[Set task]
Identify all lines in the data containing the string "Greed". Copy them out.

[Supplied data]
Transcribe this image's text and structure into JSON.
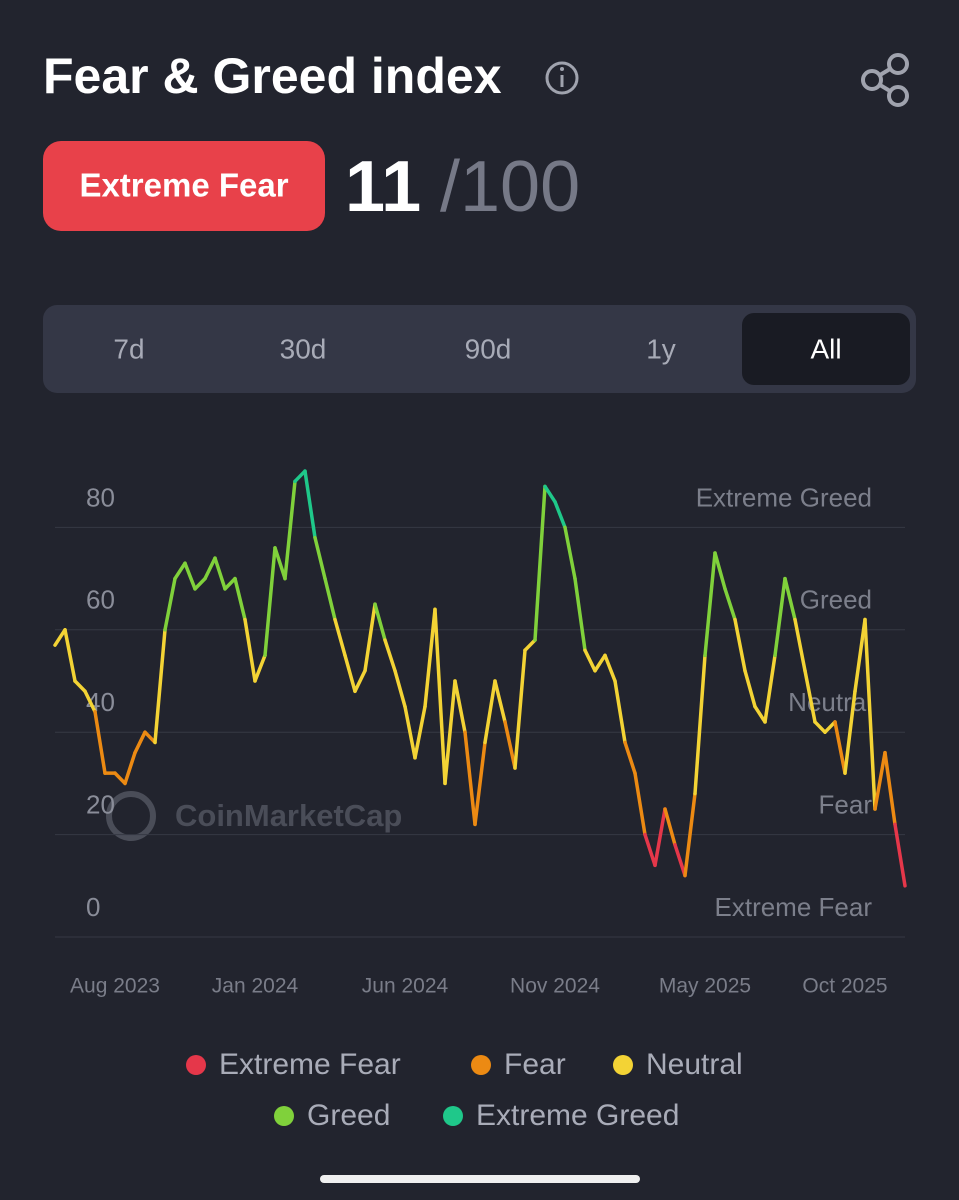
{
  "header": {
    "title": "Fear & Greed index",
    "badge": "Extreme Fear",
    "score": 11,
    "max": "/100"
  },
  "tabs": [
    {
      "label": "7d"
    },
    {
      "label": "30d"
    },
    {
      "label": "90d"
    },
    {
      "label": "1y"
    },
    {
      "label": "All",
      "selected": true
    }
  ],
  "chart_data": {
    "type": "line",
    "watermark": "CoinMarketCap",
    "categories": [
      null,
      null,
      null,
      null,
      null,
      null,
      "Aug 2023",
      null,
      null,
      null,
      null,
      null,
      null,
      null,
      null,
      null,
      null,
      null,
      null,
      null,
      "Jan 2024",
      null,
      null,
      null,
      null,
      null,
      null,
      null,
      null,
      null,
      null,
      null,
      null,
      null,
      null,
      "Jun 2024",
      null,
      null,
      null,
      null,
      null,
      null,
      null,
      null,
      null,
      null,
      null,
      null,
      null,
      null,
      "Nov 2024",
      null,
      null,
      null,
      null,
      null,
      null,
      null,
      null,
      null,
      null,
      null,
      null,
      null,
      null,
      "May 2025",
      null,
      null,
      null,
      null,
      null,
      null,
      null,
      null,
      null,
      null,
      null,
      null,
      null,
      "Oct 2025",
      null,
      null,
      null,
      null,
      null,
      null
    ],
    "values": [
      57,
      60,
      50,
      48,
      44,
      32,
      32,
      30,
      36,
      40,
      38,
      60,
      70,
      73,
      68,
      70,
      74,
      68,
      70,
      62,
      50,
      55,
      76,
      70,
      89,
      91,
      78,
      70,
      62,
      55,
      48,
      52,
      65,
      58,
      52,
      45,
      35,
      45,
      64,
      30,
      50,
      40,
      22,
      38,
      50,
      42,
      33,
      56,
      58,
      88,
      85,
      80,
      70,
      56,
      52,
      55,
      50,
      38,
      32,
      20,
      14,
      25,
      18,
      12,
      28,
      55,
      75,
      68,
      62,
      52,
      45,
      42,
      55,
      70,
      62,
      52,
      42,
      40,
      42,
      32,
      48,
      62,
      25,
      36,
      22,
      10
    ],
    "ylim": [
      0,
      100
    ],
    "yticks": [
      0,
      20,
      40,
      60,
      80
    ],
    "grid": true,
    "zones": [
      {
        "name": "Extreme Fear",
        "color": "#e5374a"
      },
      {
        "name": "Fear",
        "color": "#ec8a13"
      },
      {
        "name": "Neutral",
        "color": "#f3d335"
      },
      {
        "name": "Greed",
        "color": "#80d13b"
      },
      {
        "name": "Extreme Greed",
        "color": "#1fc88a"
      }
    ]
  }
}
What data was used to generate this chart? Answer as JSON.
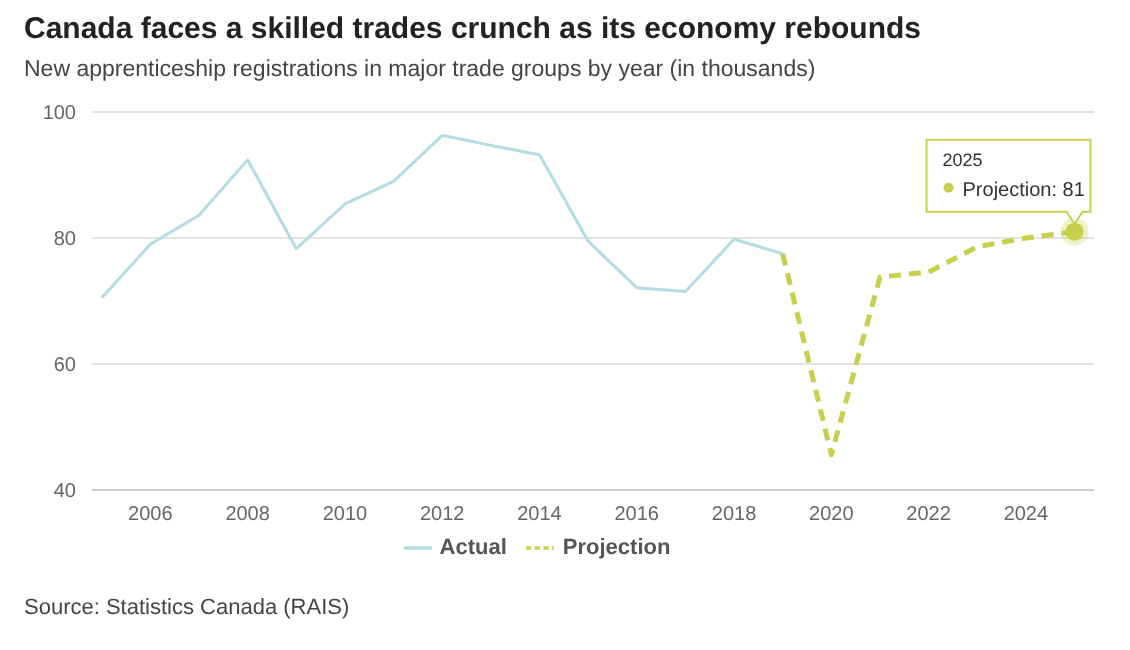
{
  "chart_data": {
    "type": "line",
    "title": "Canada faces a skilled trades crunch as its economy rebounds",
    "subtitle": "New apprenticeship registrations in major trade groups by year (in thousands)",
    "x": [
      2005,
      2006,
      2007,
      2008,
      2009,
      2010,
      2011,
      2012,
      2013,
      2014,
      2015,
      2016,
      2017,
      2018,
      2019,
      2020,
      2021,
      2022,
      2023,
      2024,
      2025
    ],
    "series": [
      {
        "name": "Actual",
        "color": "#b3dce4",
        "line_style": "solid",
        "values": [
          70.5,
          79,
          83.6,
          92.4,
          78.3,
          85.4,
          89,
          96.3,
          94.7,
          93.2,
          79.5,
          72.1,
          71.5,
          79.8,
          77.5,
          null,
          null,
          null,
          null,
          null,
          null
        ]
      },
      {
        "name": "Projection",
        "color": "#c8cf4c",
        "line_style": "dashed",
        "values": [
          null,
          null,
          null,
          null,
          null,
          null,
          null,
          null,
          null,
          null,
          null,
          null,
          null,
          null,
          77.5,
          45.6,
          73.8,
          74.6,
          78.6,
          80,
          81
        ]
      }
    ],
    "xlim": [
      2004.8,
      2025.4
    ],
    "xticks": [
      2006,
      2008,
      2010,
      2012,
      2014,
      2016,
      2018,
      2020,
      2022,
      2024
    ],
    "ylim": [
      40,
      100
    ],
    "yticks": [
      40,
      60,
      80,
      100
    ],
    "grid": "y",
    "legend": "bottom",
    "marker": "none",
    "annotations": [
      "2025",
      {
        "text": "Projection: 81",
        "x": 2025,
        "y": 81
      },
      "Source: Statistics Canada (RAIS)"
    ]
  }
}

[Response to this task]
    "title": "Fear & Greed index",
        "name": "Greed",
        "name": "Extreme Greed",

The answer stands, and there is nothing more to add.